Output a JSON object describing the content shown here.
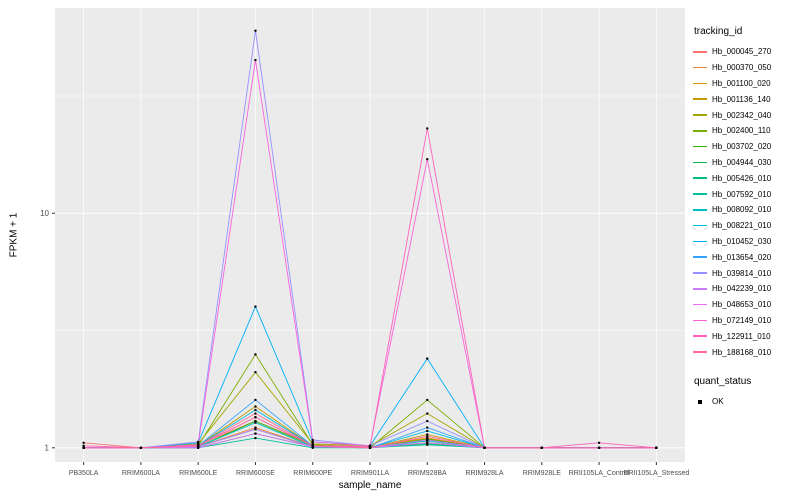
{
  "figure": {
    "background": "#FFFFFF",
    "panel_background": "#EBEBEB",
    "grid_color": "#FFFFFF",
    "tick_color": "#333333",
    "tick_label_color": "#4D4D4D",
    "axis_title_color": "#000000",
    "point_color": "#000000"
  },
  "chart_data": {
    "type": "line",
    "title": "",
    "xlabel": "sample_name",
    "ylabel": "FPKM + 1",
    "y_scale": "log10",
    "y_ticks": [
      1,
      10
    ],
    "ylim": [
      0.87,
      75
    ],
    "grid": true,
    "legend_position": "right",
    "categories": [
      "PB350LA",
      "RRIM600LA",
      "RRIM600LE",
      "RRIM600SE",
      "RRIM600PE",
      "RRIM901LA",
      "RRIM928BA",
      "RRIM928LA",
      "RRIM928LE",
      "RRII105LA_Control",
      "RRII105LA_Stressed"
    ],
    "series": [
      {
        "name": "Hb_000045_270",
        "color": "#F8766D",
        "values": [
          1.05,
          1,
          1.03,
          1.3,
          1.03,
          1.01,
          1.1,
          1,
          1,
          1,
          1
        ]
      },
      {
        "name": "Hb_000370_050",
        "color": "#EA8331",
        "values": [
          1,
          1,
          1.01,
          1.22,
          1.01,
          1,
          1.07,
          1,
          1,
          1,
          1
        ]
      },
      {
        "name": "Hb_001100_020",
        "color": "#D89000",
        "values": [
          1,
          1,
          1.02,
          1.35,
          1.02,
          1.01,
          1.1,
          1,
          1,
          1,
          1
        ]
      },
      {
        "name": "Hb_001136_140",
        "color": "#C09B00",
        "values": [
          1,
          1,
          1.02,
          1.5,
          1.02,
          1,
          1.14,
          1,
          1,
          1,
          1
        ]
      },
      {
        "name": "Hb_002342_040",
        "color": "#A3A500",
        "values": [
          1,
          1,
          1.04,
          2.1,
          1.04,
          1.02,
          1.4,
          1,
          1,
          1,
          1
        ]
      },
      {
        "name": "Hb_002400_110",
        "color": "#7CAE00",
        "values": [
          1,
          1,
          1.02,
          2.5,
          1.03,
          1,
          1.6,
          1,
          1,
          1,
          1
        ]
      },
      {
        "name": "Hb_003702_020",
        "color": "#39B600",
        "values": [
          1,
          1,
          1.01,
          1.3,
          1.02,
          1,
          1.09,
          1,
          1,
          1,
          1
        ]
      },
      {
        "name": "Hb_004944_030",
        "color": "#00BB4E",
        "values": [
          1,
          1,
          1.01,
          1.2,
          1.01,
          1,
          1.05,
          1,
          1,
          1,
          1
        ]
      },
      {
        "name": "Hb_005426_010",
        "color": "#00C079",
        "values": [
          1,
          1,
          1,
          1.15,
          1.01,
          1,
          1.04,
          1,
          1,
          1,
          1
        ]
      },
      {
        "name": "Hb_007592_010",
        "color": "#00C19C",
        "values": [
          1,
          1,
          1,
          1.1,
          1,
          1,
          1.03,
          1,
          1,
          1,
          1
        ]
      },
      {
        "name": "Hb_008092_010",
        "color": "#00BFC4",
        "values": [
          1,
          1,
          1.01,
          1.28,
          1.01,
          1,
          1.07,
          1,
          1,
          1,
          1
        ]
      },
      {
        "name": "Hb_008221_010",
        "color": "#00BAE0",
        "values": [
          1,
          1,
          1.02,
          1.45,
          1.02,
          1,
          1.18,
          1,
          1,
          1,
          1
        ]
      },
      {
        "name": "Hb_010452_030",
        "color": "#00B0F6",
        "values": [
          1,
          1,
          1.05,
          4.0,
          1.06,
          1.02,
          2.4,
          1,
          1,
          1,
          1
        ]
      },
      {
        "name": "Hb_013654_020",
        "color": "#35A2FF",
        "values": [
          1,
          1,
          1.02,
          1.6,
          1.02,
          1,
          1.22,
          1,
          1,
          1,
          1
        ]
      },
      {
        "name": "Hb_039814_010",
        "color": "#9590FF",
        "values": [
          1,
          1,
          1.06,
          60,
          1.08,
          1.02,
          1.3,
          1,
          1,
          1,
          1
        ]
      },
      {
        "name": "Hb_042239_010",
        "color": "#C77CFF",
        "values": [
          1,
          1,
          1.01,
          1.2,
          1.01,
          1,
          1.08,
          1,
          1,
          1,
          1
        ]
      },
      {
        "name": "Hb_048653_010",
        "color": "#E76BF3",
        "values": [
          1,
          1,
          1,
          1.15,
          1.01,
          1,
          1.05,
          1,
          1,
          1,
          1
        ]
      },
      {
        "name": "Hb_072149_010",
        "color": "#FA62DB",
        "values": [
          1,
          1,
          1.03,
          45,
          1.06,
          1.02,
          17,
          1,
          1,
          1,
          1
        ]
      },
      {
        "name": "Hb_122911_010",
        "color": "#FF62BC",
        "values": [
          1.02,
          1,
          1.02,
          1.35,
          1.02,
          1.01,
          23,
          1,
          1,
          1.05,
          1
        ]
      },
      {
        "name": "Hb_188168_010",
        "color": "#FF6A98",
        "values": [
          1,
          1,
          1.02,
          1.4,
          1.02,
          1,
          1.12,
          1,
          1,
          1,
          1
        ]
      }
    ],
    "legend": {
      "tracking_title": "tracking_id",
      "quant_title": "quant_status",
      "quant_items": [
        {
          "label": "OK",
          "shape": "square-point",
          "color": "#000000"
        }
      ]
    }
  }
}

==*==

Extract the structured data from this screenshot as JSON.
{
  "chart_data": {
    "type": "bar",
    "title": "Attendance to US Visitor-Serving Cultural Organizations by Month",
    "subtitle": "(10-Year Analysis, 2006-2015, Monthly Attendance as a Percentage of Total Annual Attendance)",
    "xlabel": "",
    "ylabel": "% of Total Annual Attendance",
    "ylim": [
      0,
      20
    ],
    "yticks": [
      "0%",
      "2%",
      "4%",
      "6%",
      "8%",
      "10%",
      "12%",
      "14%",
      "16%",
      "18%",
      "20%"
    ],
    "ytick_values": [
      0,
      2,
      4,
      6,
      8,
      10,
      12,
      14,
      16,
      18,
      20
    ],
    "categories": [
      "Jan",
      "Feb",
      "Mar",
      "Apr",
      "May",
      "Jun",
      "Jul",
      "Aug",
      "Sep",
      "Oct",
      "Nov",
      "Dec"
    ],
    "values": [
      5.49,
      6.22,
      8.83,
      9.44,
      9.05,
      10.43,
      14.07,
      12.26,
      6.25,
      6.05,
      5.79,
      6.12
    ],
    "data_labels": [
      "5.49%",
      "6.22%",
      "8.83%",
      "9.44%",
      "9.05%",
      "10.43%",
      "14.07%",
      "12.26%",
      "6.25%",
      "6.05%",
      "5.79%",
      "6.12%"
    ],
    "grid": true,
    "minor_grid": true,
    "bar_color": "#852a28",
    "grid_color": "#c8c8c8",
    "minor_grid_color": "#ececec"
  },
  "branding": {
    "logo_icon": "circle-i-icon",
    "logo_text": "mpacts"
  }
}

==*==

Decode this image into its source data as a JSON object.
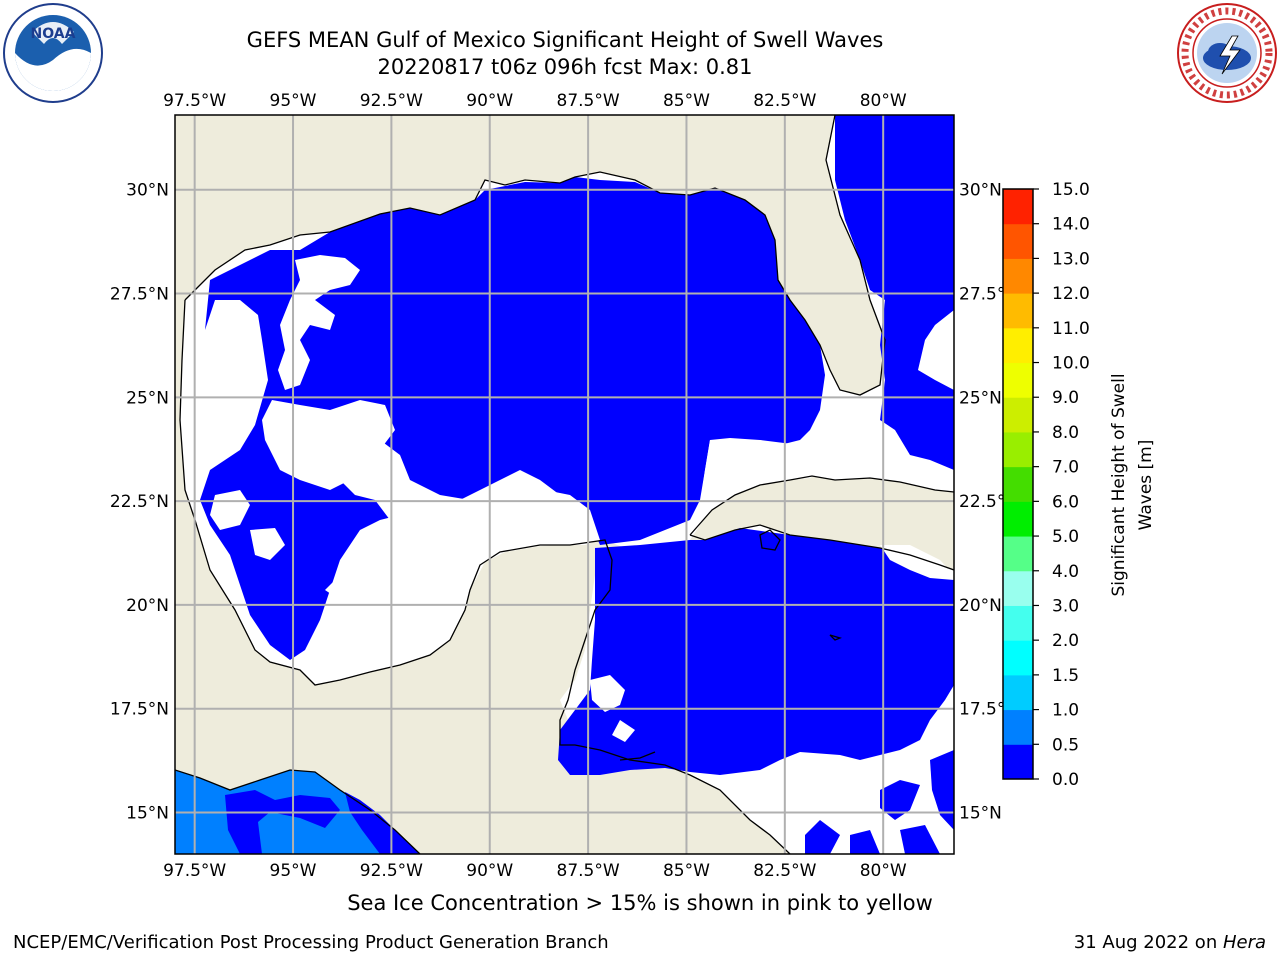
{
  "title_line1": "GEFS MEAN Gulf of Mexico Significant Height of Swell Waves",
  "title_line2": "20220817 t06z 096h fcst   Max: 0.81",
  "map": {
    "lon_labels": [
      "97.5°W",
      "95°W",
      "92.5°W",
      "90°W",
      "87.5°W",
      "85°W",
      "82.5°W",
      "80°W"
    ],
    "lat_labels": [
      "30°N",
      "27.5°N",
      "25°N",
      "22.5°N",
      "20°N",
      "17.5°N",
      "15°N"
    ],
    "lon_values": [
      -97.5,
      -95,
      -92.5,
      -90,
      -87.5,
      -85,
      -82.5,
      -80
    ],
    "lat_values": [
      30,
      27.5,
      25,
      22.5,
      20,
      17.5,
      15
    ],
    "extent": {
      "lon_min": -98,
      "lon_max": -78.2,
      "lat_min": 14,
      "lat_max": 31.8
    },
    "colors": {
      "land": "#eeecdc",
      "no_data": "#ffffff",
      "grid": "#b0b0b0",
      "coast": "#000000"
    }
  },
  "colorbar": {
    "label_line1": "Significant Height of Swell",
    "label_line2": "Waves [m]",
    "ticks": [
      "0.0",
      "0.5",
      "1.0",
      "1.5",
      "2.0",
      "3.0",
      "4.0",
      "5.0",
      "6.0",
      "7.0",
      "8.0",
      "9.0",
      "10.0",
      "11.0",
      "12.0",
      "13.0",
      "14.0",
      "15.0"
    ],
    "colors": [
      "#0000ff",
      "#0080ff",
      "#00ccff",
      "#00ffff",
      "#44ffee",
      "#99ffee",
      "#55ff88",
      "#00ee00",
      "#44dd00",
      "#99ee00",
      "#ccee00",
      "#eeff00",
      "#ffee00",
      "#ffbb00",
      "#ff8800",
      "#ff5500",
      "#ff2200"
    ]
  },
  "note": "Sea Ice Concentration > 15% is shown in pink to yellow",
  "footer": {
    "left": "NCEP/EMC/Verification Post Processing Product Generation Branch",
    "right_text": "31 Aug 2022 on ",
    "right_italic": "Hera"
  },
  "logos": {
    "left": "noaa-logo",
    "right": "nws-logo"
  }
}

==*==

(TASK DETAILS): Go over the records above and tally each line that includes "Significant". Give the total by itself.

(COMPLETE OUTPUT): 2